Data provided »

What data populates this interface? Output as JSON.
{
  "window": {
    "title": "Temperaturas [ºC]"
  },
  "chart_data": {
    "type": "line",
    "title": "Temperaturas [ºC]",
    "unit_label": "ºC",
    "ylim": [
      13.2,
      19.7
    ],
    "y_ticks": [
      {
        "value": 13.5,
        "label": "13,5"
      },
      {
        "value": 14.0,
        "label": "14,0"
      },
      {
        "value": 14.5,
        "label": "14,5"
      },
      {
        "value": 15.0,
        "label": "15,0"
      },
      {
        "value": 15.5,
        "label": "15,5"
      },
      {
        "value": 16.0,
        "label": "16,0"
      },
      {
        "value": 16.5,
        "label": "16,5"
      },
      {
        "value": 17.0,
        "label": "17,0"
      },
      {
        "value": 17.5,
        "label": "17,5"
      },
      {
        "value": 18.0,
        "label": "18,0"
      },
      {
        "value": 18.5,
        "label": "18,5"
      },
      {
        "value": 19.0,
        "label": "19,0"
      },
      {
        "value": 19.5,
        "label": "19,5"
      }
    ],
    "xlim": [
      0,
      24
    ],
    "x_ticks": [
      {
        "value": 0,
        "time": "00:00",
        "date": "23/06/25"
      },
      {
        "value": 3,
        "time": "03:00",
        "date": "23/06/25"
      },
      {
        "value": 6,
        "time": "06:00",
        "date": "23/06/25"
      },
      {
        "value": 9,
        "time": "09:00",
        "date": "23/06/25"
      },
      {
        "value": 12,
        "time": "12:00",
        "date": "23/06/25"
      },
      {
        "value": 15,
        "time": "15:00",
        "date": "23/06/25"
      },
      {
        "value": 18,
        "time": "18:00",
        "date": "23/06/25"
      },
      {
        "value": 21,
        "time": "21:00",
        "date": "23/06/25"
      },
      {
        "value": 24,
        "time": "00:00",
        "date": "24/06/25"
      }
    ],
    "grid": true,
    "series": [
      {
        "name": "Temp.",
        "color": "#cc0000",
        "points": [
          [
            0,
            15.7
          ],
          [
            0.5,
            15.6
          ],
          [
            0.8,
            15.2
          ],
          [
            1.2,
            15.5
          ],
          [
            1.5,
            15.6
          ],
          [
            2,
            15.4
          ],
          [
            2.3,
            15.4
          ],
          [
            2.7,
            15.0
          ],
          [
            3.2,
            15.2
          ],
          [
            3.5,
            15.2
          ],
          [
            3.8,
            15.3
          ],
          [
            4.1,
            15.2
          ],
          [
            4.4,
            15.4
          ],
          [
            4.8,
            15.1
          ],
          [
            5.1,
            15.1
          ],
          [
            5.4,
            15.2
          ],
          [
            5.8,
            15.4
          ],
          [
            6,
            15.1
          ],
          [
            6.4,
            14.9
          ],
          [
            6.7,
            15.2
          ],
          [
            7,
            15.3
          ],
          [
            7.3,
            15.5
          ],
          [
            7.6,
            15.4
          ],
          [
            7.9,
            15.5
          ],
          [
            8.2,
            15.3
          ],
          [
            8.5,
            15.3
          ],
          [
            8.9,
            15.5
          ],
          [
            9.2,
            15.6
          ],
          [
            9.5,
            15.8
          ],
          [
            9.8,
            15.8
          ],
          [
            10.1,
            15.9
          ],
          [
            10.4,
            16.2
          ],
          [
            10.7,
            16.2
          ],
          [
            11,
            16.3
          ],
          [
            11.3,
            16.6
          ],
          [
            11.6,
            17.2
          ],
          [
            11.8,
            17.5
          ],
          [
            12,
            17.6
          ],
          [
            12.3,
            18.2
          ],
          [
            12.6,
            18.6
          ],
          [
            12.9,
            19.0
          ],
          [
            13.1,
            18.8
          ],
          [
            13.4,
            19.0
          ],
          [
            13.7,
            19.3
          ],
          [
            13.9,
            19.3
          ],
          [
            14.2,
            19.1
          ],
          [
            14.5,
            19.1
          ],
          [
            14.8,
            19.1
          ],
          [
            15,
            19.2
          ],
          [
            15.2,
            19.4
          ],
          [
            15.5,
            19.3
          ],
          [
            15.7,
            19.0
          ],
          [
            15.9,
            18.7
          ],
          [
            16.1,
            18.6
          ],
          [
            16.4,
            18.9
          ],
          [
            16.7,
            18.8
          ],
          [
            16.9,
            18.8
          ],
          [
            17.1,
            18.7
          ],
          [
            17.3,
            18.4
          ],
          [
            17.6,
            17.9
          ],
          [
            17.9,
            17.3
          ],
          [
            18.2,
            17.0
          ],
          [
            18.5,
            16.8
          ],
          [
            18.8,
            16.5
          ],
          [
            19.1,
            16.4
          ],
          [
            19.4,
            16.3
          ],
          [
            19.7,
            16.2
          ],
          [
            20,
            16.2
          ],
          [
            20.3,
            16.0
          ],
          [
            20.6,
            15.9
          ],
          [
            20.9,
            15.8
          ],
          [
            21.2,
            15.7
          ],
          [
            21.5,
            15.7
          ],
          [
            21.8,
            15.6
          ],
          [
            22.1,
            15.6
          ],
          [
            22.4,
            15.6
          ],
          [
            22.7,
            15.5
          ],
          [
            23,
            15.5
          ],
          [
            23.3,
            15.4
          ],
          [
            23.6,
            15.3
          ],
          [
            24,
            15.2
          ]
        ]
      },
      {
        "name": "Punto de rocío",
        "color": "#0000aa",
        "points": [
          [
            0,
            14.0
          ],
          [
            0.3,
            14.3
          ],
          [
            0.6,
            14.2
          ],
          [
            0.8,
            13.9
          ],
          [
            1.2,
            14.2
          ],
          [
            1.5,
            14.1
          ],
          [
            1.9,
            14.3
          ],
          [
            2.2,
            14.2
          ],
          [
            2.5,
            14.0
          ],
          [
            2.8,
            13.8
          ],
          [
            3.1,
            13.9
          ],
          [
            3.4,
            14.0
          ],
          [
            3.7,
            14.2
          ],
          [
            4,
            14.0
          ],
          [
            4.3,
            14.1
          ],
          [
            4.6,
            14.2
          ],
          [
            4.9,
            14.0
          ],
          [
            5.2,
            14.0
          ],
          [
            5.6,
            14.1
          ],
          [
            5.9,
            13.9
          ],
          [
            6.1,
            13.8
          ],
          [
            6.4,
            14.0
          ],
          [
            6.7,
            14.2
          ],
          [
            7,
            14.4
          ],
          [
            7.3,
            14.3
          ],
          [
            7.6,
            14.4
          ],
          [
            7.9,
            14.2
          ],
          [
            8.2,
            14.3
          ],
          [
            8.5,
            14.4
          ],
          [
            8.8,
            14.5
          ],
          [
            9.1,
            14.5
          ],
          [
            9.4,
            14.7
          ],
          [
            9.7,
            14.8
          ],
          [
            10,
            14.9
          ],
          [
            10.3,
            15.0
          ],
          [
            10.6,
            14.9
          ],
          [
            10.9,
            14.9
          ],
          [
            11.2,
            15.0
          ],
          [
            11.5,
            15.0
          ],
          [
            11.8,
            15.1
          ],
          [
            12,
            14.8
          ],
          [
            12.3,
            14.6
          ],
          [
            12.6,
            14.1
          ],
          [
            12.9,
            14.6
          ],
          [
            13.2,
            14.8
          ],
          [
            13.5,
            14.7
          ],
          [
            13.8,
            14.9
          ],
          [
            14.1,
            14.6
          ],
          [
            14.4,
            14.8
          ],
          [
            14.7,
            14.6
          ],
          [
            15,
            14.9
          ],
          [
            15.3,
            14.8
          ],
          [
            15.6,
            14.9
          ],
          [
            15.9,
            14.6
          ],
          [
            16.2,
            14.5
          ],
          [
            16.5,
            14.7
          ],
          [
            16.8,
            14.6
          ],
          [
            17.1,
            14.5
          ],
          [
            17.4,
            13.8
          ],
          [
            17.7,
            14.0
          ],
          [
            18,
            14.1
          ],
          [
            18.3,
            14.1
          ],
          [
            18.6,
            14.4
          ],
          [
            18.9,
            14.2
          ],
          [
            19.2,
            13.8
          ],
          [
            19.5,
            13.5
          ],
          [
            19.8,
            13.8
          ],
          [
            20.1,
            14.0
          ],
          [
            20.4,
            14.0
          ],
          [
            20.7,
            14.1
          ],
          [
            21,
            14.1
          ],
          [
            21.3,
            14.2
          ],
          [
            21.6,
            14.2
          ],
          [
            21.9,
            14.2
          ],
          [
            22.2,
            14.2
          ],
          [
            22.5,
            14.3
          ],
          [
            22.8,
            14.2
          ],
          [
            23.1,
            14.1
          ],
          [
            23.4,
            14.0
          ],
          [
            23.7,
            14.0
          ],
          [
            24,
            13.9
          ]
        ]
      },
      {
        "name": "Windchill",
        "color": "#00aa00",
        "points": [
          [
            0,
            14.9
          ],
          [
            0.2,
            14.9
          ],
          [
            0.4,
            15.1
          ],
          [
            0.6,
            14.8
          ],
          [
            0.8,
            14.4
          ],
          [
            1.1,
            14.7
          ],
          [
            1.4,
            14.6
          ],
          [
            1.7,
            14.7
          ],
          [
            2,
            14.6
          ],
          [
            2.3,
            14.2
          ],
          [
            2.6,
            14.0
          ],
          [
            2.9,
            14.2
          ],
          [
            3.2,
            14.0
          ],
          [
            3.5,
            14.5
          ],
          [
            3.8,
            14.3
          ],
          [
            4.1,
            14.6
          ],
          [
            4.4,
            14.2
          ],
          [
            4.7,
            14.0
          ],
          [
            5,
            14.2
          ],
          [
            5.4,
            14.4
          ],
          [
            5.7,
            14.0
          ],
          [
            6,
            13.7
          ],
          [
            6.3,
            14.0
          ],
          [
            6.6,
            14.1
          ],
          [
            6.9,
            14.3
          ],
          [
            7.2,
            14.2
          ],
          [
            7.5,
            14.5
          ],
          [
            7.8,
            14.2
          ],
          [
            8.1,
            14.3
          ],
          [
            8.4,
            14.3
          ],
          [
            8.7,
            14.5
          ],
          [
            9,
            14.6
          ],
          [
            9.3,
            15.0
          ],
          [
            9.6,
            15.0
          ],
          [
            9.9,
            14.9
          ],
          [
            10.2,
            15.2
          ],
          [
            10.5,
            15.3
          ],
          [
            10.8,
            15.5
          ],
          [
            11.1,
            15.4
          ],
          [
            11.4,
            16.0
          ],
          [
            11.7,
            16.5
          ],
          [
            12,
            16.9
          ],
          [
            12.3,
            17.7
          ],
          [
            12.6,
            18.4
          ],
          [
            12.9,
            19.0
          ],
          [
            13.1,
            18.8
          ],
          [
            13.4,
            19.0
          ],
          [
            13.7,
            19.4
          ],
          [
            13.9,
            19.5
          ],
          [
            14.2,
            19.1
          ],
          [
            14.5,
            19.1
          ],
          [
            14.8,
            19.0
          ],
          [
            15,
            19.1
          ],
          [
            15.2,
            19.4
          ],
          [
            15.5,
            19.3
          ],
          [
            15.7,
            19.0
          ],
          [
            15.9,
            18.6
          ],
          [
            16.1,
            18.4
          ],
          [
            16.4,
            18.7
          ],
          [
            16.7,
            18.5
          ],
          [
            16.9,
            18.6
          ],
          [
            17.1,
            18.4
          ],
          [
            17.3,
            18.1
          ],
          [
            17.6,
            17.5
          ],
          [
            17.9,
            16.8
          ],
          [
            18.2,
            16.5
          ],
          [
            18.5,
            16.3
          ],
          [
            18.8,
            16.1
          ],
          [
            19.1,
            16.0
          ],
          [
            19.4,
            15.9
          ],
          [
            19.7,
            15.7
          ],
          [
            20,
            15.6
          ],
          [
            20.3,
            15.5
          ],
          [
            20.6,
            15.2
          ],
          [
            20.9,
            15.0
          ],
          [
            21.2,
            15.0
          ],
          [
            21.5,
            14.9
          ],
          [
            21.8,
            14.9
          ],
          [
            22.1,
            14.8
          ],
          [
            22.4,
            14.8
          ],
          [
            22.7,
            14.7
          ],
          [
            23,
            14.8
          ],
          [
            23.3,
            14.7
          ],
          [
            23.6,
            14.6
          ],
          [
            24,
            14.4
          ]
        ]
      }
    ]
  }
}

Do this »
Extract, from the listing above, every line where the string "color" occurs.

Exercise solution »
        "color": "#cc0000",
        "color": "#0000aa",
        "color": "#00aa00",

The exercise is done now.